Extracted records
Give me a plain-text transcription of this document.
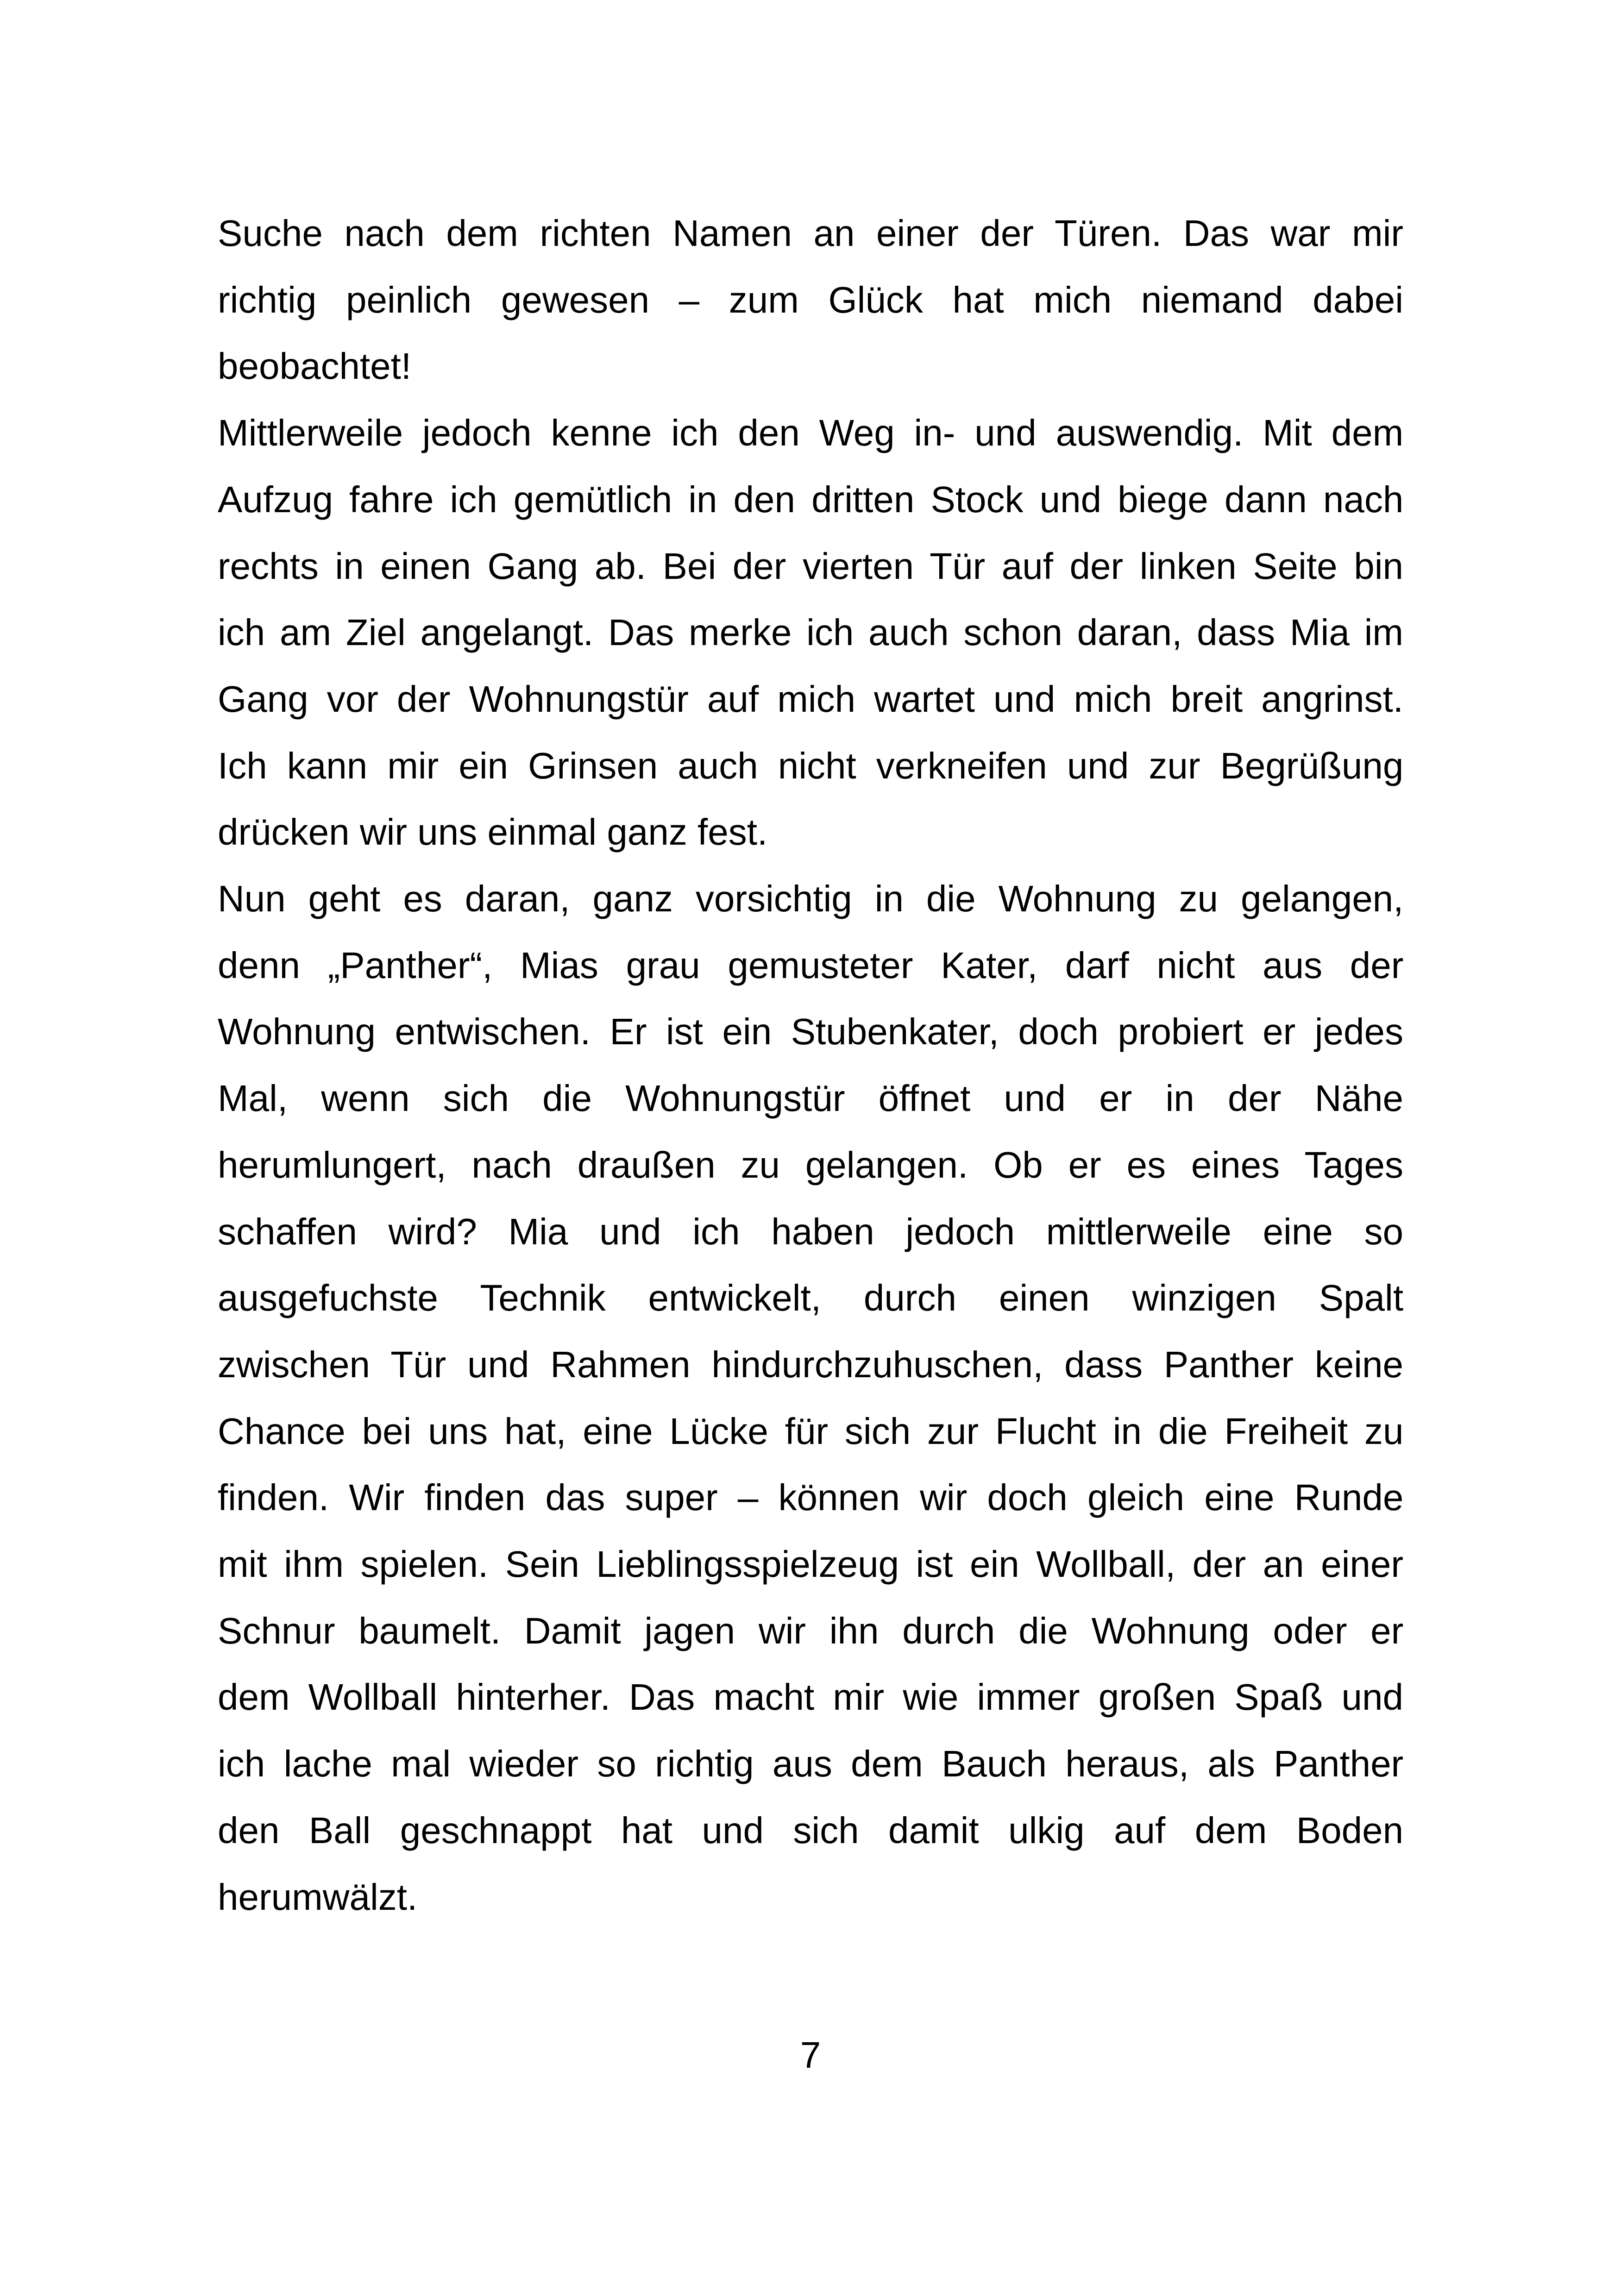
Suche nach dem richten Namen an einer der Türen. Das war mir
richtig peinlich gewesen – zum Glück hat mich niemand dabei
beobachtet!

Mittlerweile jedoch kenne ich den Weg in- und auswendig. Mit dem
Aufzug fahre ich gemütlich in den dritten Stock und biege dann nach
rechts in einen Gang ab. Bei der vierten Tür auf der linken Seite bin
ich am Ziel angelangt. Das merke ich auch schon daran, dass Mia im
Gang vor der Wohnungstür auf mich wartet und mich breit angrinst.
Ich kann mir ein Grinsen auch nicht verkneifen und zur Begrüßung
drücken wir uns einmal ganz fest.

Nun geht es daran, ganz vorsichtig in die Wohnung zu gelangen,
denn „Panther“, Mias grau gemusteter Kater, darf nicht aus der
Wohnung entwischen. Er ist ein Stubenkater, doch probiert er jedes
Mal, wenn sich die Wohnungstür öffnet und er in der Nähe
herumlungert, nach draußen zu gelangen. Ob er es eines Tages
schaffen wird? Mia und ich haben jedoch mittlerweile eine so
ausgefuchste Technik entwickelt, durch einen winzigen Spalt
zwischen Tür und Rahmen hindurchzuhuschen, dass Panther keine
Chance bei uns hat, eine Lücke für sich zur Flucht in die Freiheit zu
finden. Wir finden das super – können wir doch gleich eine Runde
mit ihm spielen. Sein Lieblingsspielzeug ist ein Wollball, der an einer
Schnur baumelt. Damit jagen wir ihn durch die Wohnung oder er
dem Wollball hinterher. Das macht mir wie immer großen Spaß und
ich lache mal wieder so richtig aus dem Bauch heraus, als Panther
den Ball geschnappt hat und sich damit ulkig auf dem Boden
herumwälzt.

7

### What you need to do
Omit the pictures, then output the rest of the listing exactly.

### Solution
Give me a plain-text transcription of this document.
Suche nach dem richten Namen an einer der Türen. Das war mir
richtig peinlich gewesen – zum Glück hat mich niemand dabei
beobachtet!

Mittlerweile jedoch kenne ich den Weg in- und auswendig. Mit dem
Aufzug fahre ich gemütlich in den dritten Stock und biege dann nach
rechts in einen Gang ab. Bei der vierten Tür auf der linken Seite bin
ich am Ziel angelangt. Das merke ich auch schon daran, dass Mia im
Gang vor der Wohnungstür auf mich wartet und mich breit angrinst.
Ich kann mir ein Grinsen auch nicht verkneifen und zur Begrüßung
drücken wir uns einmal ganz fest.

Nun geht es daran, ganz vorsichtig in die Wohnung zu gelangen,
denn „Panther“, Mias grau gemusteter Kater, darf nicht aus der
Wohnung entwischen. Er ist ein Stubenkater, doch probiert er jedes
Mal, wenn sich die Wohnungstür öffnet und er in der Nähe
herumlungert, nach draußen zu gelangen. Ob er es eines Tages
schaffen wird? Mia und ich haben jedoch mittlerweile eine so
ausgefuchste Technik entwickelt, durch einen winzigen Spalt
zwischen Tür und Rahmen hindurchzuhuschen, dass Panther keine
Chance bei uns hat, eine Lücke für sich zur Flucht in die Freiheit zu
finden. Wir finden das super – können wir doch gleich eine Runde
mit ihm spielen. Sein Lieblingsspielzeug ist ein Wollball, der an einer
Schnur baumelt. Damit jagen wir ihn durch die Wohnung oder er
dem Wollball hinterher. Das macht mir wie immer großen Spaß und
ich lache mal wieder so richtig aus dem Bauch heraus, als Panther
den Ball geschnappt hat und sich damit ulkig auf dem Boden
herumwälzt.

7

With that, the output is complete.